**Requirements:** Scan the records for the word "name". Copy each line that includes it.

Chart and figure data:
※ ※ ※
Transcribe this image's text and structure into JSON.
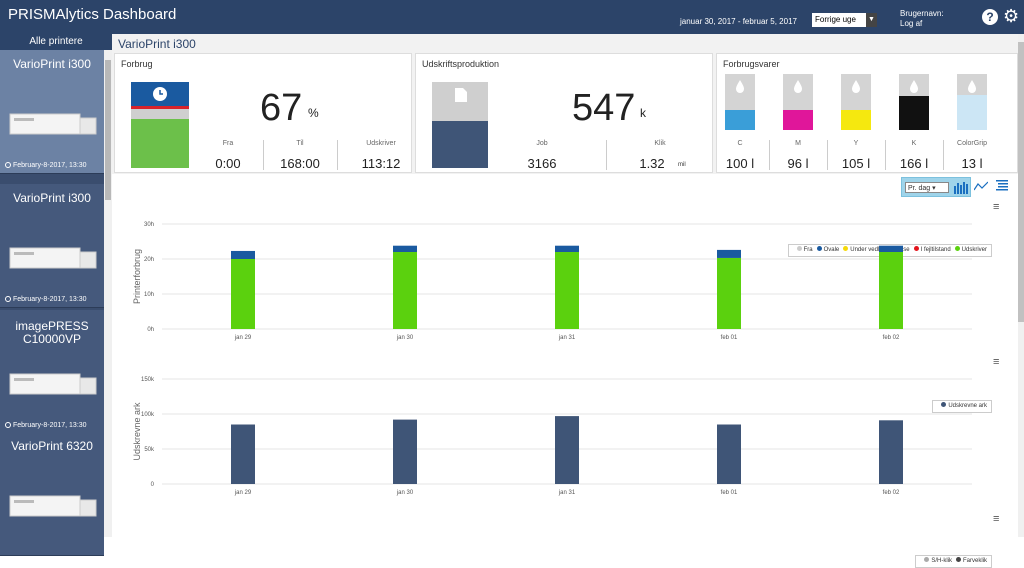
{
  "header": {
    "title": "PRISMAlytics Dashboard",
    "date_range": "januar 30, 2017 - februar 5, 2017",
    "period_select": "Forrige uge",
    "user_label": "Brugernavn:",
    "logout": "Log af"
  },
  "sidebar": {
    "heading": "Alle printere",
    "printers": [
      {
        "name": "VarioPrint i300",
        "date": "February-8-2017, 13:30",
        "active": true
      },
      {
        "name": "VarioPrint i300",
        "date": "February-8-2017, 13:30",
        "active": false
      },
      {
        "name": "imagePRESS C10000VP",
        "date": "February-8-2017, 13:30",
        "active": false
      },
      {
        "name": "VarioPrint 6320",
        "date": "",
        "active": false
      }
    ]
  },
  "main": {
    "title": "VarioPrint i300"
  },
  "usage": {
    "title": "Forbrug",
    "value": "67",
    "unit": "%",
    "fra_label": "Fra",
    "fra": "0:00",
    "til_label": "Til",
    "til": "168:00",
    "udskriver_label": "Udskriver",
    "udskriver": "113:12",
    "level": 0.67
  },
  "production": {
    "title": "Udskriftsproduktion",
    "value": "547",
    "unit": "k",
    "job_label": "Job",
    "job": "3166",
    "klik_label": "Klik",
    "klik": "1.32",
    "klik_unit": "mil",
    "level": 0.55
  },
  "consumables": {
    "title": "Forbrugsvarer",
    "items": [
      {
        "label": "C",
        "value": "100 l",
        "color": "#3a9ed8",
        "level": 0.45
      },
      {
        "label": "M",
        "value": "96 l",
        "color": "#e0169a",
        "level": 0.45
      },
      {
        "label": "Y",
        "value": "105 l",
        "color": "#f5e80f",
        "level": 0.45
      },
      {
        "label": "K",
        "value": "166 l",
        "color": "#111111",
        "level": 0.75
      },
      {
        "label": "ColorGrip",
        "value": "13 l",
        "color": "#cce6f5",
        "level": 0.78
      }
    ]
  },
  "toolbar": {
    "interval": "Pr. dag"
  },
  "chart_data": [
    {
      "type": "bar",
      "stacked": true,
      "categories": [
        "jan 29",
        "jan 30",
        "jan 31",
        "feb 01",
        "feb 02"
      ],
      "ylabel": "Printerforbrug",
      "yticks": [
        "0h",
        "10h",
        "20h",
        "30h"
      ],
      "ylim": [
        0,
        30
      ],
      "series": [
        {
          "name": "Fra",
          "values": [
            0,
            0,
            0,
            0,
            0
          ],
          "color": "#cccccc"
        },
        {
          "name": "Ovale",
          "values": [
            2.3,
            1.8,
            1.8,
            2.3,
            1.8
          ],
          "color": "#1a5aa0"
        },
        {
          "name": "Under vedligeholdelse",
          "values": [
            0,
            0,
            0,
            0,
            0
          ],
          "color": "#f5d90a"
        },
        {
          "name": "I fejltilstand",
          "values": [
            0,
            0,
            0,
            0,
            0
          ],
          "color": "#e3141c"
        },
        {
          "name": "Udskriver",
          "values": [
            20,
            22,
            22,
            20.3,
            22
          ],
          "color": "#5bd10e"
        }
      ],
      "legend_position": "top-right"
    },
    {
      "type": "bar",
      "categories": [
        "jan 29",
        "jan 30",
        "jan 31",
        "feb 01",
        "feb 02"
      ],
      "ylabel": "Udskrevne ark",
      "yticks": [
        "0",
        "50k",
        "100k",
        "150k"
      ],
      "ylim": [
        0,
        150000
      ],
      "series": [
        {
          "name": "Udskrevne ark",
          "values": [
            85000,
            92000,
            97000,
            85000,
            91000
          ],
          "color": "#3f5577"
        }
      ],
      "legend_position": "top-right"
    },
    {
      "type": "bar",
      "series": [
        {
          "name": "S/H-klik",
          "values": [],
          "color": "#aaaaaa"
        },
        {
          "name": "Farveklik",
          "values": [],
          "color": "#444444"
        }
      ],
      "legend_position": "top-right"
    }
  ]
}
※ ※ ※
**Result of the exercise:**
        "name": "VarioPrint i300",
        "name": "VarioPrint i300",
        "name": "imagePRESS C10000VP",
        "name": "VarioPrint 6320",
          "name": "Fra",
          "name": "Ovale",
          "name": "Under vedligeholdelse",
          "name": "I fejltilstand",
          "name": "Udskriver",
          "name": "Udskrevne ark",
          "name": "S/H-klik",
          "name": "Farveklik",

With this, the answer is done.